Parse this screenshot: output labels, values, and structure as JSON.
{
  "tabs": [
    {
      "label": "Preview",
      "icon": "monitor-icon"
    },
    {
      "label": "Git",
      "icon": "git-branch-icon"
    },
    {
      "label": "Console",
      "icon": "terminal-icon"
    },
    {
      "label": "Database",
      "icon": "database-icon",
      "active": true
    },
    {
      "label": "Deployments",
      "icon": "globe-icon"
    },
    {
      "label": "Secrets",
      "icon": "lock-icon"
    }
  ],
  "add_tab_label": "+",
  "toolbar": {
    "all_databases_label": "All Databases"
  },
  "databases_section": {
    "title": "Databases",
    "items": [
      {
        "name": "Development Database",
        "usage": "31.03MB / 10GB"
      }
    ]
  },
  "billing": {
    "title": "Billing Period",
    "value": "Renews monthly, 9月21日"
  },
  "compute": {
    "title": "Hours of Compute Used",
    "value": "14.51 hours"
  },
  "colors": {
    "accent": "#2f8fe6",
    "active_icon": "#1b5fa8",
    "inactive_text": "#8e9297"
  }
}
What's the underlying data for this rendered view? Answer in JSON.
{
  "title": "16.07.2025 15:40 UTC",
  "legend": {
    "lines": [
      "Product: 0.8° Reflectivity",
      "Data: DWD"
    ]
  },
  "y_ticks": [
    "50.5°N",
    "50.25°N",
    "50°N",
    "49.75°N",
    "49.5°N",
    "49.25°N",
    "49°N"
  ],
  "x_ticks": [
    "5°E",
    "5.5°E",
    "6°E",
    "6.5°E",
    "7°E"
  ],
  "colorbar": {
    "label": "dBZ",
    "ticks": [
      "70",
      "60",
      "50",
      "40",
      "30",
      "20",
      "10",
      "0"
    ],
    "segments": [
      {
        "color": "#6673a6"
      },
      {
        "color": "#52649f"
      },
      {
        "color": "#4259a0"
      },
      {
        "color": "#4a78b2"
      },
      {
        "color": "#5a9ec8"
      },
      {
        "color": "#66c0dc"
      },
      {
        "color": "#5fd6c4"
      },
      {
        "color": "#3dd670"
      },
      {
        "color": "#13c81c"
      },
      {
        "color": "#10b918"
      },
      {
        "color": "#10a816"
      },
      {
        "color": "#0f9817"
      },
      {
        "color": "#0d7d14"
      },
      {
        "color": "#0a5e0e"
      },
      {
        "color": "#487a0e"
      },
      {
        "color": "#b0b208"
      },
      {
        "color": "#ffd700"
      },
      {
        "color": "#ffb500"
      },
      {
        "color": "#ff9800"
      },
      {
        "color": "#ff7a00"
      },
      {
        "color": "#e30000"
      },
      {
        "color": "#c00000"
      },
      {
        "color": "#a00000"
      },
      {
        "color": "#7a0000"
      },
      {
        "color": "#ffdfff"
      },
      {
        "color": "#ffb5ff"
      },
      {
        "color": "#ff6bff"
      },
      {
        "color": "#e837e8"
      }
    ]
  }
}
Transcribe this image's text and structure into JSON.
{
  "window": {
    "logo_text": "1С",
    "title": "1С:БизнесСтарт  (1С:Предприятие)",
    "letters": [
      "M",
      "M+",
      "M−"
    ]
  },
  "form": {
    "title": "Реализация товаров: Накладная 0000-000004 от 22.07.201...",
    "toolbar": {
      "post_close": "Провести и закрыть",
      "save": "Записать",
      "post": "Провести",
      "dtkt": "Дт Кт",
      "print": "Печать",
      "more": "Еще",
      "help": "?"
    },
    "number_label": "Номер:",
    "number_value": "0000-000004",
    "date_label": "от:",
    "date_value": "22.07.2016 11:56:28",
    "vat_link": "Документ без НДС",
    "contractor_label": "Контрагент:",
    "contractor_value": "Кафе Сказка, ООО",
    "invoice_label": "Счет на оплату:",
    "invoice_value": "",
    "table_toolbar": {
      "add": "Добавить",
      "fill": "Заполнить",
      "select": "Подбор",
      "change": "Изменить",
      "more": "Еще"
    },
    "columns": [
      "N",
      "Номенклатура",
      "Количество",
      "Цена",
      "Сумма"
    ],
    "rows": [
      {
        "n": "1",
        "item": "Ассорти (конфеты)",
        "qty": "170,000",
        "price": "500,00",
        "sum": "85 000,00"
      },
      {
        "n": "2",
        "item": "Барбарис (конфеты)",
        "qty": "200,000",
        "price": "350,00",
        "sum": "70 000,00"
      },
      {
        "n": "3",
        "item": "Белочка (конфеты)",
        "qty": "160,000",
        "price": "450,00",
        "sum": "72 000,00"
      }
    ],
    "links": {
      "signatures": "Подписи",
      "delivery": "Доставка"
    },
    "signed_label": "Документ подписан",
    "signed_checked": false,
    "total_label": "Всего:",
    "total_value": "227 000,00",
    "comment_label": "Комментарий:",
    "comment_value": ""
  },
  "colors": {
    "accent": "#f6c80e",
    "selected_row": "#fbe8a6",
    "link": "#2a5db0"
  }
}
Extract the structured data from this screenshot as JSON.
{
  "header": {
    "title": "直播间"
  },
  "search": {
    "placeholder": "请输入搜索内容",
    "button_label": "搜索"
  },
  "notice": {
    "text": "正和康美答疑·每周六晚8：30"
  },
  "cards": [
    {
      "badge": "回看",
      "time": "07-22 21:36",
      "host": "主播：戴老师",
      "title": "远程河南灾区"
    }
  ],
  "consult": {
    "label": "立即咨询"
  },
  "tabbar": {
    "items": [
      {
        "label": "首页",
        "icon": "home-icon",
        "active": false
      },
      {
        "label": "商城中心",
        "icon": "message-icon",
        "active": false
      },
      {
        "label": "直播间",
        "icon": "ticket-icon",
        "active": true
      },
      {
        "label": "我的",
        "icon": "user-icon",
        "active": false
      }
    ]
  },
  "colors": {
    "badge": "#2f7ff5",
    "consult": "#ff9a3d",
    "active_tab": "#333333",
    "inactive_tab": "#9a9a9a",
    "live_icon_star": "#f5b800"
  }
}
━━━
=== Written task ===
Through the last line of the entries above, beginning at the line containing "Extract the structured", transcribe each line exactly, both ends included and nothing more.

=== Task solution ===
Extract the structured data from this screenshot as JSON.
{
  "header": {
    "title": "直播间"
  },
  "search": {
    "placeholder": "请输入搜索内容",
    "button_label": "搜索"
  },
  "notice": {
    "text": "正和康美答疑·每周六晚8：30"
  },
  "cards": [
    {
      "badge": "回看",
      "time": "07-22 21:36",
      "host": "主播：戴老师",
      "title": "远程河南灾区"
    }
  ],
  "consult": {
    "label": "立即咨询"
  },
  "tabbar": {
    "items": [
      {
        "label": "首页",
        "icon": "home-icon",
        "active": false
      },
      {
        "label": "商城中心",
        "icon": "message-icon",
        "active": false
      },
      {
        "label": "直播间",
        "icon": "ticket-icon",
        "active": true
      },
      {
        "label": "我的",
        "icon": "user-icon",
        "active": false
      }
    ]
  },
  "colors": {
    "badge": "#2f7ff5",
    "consult": "#ff9a3d",
    "active_tab": "#333333",
    "inactive_tab": "#9a9a9a",
    "live_icon_star": "#f5b800"
  }
}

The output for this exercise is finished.